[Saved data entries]
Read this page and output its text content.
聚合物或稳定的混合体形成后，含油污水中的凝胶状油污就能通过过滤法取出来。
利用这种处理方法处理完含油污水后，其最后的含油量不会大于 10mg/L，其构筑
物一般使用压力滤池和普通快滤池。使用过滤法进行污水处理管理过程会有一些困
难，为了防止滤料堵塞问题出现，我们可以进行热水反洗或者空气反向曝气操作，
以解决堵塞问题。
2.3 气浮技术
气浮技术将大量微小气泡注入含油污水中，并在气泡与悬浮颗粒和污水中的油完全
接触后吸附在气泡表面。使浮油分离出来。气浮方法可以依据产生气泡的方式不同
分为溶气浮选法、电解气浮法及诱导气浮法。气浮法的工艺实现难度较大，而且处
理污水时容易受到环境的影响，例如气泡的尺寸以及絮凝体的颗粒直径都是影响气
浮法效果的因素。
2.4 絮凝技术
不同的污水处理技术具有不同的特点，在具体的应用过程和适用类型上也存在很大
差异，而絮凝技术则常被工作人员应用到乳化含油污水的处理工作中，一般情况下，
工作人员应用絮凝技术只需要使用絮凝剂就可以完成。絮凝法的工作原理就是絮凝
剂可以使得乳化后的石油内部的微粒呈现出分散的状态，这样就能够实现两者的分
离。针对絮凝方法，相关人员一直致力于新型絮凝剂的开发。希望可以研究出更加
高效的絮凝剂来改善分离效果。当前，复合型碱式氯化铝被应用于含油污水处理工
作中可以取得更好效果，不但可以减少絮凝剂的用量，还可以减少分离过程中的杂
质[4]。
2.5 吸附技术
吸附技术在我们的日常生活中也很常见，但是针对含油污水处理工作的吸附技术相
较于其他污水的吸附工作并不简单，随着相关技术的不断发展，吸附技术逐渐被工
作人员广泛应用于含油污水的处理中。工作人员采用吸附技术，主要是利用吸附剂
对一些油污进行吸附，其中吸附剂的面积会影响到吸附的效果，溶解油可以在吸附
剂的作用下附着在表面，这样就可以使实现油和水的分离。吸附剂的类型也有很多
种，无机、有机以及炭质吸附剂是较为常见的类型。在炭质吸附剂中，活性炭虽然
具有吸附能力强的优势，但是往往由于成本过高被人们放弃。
...
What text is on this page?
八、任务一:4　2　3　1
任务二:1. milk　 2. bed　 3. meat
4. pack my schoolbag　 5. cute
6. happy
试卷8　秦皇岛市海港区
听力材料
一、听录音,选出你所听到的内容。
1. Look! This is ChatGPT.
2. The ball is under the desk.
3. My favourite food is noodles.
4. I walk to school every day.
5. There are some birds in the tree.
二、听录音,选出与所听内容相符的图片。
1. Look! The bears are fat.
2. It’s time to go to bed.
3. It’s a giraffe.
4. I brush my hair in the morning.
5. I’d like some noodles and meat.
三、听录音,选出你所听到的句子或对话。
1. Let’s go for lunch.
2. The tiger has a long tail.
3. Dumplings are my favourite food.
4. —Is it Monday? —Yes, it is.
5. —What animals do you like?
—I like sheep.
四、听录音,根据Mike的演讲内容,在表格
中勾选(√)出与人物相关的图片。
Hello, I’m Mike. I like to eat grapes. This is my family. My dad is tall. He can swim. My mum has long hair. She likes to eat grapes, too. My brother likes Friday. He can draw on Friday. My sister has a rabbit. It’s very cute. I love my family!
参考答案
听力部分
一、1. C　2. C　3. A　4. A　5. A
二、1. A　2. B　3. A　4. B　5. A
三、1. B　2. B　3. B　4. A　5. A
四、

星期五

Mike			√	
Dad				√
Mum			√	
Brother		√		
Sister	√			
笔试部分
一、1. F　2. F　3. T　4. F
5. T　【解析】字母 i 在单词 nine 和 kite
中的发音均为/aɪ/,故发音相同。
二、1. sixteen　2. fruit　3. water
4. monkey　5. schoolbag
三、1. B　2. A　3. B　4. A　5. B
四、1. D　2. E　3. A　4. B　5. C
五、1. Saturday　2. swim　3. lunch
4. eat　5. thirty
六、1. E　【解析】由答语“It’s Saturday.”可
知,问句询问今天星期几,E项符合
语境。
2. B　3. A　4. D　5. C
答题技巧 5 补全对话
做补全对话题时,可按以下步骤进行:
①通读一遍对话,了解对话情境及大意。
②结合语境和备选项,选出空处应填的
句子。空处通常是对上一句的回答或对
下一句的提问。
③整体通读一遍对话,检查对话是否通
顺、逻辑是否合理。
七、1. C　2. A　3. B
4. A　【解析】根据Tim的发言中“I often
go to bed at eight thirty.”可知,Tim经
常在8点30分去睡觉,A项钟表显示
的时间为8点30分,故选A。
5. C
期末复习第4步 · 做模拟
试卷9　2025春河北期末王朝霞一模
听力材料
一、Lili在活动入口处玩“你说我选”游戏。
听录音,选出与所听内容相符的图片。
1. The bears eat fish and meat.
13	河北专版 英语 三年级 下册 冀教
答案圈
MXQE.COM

▶ **Given problem**: Where a line above holds the string "选出与所听内容相符的图片", show that line.

▶ **Answer to this problem**:
二、听录音,选出与所听内容相符的图片。
听录音,选出与所听内容相符的图片。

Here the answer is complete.